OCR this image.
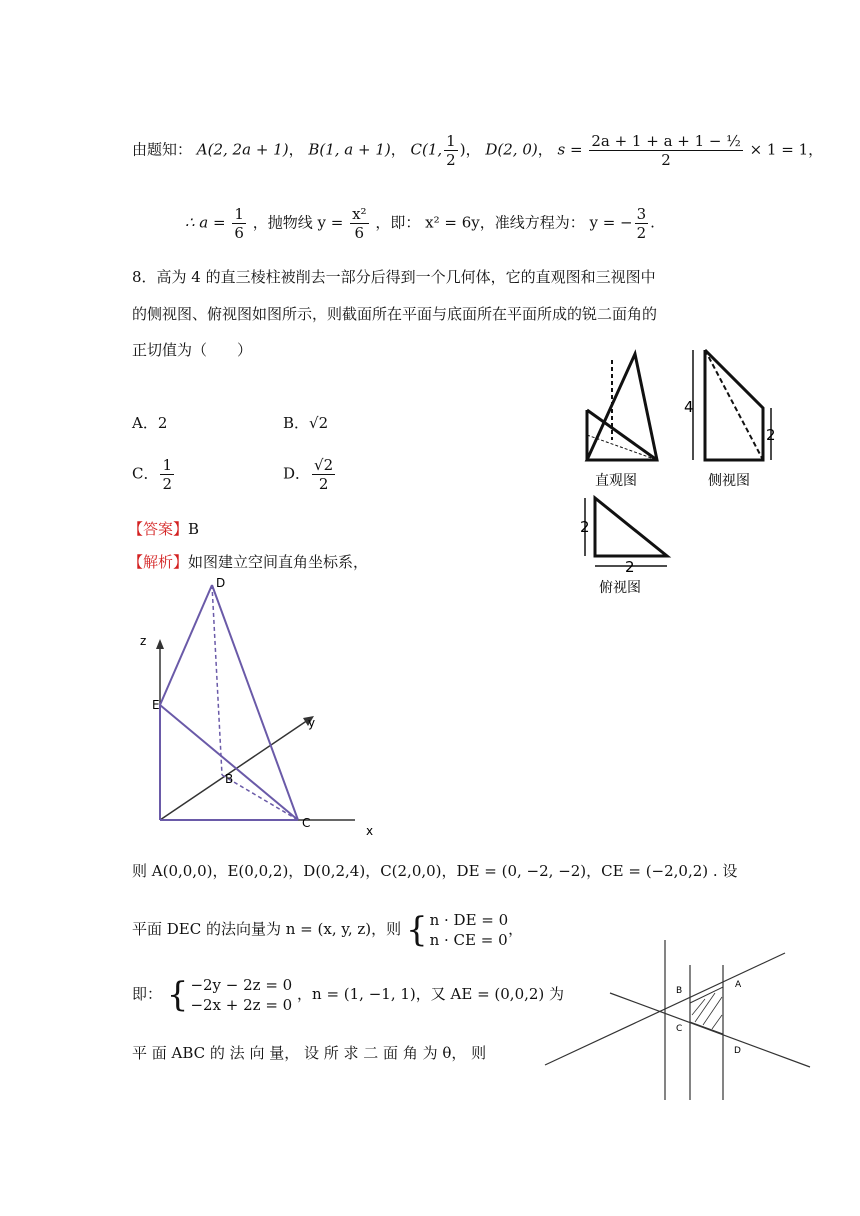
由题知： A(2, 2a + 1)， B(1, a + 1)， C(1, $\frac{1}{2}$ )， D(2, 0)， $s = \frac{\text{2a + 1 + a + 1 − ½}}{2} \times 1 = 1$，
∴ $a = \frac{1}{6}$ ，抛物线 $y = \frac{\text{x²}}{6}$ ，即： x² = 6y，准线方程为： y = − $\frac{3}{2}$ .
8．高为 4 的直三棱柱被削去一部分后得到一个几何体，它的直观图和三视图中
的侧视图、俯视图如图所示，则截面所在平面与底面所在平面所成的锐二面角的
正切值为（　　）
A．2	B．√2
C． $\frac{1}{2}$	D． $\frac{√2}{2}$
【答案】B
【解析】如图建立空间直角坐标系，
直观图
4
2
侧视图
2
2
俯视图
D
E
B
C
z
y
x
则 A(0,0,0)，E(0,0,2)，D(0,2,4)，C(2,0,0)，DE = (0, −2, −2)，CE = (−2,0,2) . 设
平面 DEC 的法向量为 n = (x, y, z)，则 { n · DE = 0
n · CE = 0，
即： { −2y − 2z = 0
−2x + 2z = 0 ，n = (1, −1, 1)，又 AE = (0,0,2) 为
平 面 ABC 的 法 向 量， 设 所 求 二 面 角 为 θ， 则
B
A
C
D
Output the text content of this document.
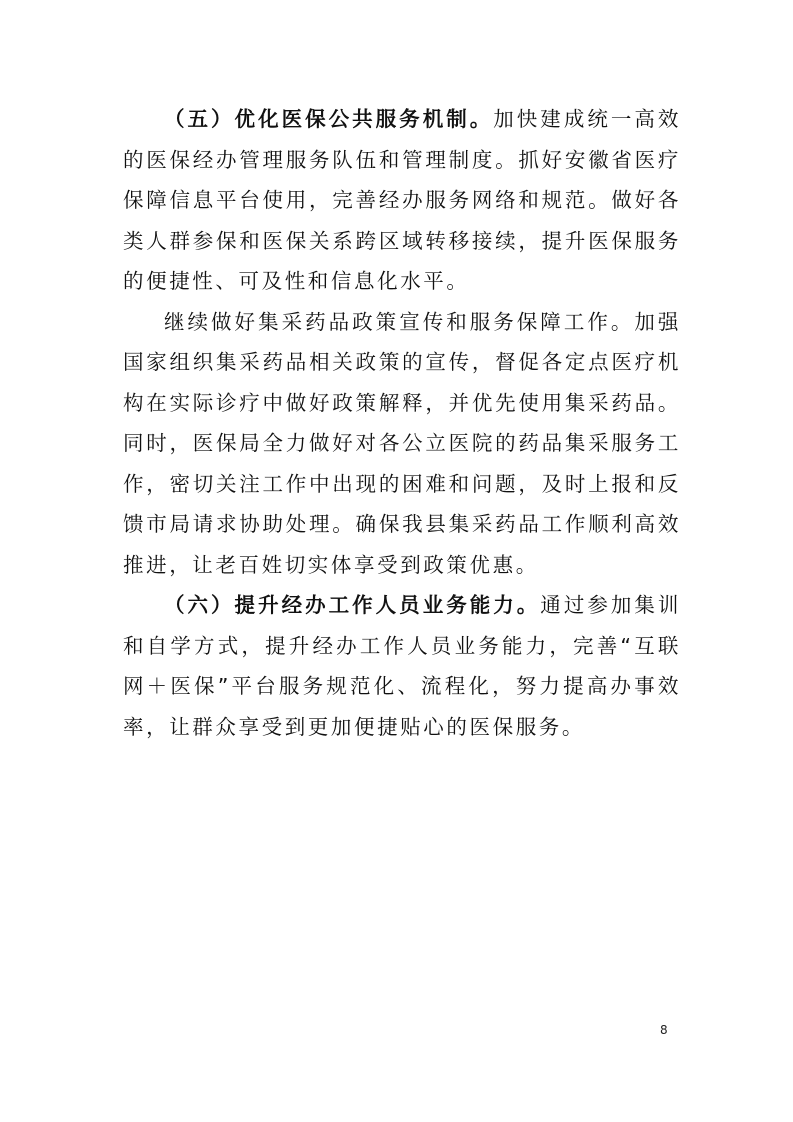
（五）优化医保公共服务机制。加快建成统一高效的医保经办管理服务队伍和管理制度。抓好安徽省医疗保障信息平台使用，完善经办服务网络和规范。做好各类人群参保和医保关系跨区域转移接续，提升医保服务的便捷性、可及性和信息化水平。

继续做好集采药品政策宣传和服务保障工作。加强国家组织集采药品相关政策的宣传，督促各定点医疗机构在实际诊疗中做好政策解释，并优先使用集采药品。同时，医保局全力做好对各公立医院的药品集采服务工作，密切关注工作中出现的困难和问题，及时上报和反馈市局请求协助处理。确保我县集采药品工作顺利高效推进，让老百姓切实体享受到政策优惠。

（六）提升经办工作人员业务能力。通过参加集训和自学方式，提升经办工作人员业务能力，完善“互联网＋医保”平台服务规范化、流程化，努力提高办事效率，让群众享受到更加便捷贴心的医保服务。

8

==

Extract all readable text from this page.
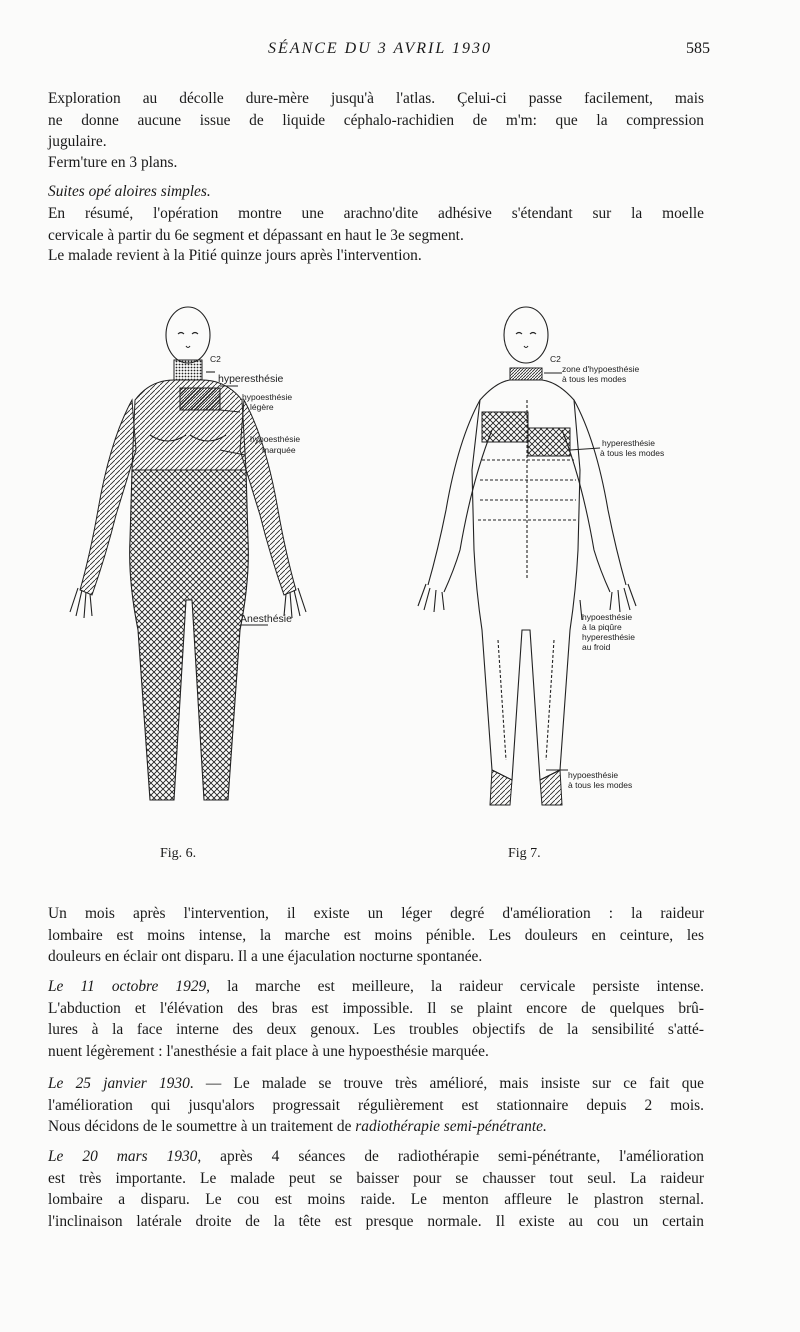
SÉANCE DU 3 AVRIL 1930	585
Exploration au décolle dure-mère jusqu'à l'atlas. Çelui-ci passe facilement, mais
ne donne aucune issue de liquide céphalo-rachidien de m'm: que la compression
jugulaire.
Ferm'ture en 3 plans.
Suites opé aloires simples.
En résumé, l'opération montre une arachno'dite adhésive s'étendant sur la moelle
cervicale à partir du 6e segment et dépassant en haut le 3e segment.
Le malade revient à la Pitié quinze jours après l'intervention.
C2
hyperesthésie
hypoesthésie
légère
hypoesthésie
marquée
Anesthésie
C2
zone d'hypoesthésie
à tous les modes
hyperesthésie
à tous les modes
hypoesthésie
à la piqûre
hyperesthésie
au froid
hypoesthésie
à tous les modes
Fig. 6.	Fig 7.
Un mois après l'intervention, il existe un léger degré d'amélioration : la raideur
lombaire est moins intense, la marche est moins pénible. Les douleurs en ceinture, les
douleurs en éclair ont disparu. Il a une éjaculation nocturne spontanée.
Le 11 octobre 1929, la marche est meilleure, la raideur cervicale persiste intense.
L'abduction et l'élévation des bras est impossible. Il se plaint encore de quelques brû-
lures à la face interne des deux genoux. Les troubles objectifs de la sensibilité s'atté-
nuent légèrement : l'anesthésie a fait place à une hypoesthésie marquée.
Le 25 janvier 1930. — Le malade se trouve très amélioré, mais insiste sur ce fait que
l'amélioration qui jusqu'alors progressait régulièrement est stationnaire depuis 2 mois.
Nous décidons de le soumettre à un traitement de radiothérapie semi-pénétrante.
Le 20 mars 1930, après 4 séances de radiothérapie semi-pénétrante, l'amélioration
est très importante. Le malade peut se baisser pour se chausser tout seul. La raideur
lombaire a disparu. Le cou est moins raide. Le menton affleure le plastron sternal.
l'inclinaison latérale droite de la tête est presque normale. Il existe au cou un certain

Exercise objective: In the records, locate each line holding the string "malade" and copy it.

Solution:
Le malade revient à la Pitié quinze jours après l'intervention.
Le 25 janvier 1930. — Le malade se trouve très amélioré, mais insiste sur ce fait que
est très importante. Le malade peut se baisser pour se chausser tout seul. La raideur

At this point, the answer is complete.